* [DO THIS]
Extract exactly and only the lines of the data below, starting at the line with "Parse this screenshot: output" and stopping after the final line.

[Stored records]
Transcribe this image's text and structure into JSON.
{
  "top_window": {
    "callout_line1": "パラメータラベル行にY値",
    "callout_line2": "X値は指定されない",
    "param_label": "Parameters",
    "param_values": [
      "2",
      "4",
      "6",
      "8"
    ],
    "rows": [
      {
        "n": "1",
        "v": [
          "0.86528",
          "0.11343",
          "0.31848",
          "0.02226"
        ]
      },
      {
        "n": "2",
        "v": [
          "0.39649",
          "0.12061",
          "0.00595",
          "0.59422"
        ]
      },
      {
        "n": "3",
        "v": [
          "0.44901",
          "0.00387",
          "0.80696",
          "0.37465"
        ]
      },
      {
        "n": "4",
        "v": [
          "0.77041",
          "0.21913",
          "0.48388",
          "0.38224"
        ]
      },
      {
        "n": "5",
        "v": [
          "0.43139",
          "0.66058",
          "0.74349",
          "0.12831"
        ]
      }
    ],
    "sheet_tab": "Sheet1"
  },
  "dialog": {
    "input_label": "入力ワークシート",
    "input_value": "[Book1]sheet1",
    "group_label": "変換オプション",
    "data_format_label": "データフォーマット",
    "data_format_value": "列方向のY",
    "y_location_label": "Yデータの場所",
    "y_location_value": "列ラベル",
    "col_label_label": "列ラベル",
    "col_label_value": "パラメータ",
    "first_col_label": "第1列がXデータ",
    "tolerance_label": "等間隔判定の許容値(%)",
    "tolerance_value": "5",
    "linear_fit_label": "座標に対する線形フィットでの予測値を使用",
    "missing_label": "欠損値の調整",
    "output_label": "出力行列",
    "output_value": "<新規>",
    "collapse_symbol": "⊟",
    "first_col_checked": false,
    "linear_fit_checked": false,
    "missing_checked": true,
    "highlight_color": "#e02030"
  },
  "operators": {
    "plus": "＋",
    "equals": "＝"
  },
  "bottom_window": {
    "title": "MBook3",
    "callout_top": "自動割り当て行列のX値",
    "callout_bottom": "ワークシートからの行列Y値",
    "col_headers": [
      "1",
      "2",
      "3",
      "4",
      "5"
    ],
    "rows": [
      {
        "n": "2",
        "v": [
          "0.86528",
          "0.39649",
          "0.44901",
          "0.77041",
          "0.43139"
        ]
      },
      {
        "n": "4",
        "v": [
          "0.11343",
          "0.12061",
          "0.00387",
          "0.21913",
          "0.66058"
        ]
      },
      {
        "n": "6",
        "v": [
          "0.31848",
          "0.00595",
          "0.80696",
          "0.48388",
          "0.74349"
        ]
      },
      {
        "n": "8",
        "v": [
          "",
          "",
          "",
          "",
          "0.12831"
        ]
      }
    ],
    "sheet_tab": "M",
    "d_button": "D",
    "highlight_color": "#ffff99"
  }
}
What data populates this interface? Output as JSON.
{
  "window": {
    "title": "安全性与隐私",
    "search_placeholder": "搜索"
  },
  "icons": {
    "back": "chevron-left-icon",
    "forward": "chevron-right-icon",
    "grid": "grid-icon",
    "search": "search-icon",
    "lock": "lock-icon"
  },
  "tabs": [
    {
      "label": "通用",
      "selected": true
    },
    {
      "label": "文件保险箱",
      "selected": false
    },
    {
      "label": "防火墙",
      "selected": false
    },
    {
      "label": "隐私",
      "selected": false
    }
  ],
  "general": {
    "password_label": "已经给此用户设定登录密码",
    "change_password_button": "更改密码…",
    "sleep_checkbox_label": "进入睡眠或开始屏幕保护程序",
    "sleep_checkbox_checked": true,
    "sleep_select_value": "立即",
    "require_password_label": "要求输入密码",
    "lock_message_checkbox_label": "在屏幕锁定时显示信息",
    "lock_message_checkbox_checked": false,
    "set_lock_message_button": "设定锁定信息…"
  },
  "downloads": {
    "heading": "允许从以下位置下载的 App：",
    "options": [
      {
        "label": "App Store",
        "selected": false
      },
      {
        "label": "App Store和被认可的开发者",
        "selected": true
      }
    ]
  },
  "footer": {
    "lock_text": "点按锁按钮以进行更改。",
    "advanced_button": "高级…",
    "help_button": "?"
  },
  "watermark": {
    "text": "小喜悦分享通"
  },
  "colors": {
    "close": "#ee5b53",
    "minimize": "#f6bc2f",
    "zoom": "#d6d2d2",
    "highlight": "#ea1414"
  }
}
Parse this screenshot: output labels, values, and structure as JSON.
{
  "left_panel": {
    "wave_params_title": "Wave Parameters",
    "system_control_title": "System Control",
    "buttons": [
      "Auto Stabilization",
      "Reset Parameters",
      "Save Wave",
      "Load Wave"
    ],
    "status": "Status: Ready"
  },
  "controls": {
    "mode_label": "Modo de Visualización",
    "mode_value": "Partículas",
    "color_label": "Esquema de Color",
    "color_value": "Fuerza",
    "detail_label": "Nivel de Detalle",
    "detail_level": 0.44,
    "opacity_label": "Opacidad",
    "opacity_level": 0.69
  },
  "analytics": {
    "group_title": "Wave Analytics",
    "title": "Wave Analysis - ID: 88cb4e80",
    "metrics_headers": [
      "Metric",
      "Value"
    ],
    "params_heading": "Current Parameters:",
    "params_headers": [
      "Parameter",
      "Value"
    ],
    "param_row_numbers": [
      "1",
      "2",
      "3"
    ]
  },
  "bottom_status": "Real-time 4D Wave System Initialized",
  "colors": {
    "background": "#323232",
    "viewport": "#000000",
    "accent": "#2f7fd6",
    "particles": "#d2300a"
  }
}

* [SOLUTION TO THIS TASK]
Parse this screenshot: output labels, values, and structure as JSON.
{
  "left_panel": {
    "wave_params_title": "Wave Parameters",
    "system_control_title": "System Control",
    "buttons": [
      "Auto Stabilization",
      "Reset Parameters",
      "Save Wave",
      "Load Wave"
    ],
    "status": "Status: Ready"
  },
  "controls": {
    "mode_label": "Modo de Visualización",
    "mode_value": "Partículas",
    "color_label": "Esquema de Color",
    "color_value": "Fuerza",
    "detail_label": "Nivel de Detalle",
    "detail_level": 0.44,
    "opacity_label": "Opacidad",
    "opacity_level": 0.69
  },
  "analytics": {
    "group_title": "Wave Analytics",
    "title": "Wave Analysis - ID: 88cb4e80",
    "metrics_headers": [
      "Metric",
      "Value"
    ],
    "params_heading": "Current Parameters:",
    "params_headers": [
      "Parameter",
      "Value"
    ],
    "param_row_numbers": [
      "1",
      "2",
      "3"
    ]
  },
  "bottom_status": "Real-time 4D Wave System Initialized",
  "colors": {
    "background": "#323232",
    "viewport": "#000000",
    "accent": "#2f7fd6",
    "particles": "#d2300a"
  }
}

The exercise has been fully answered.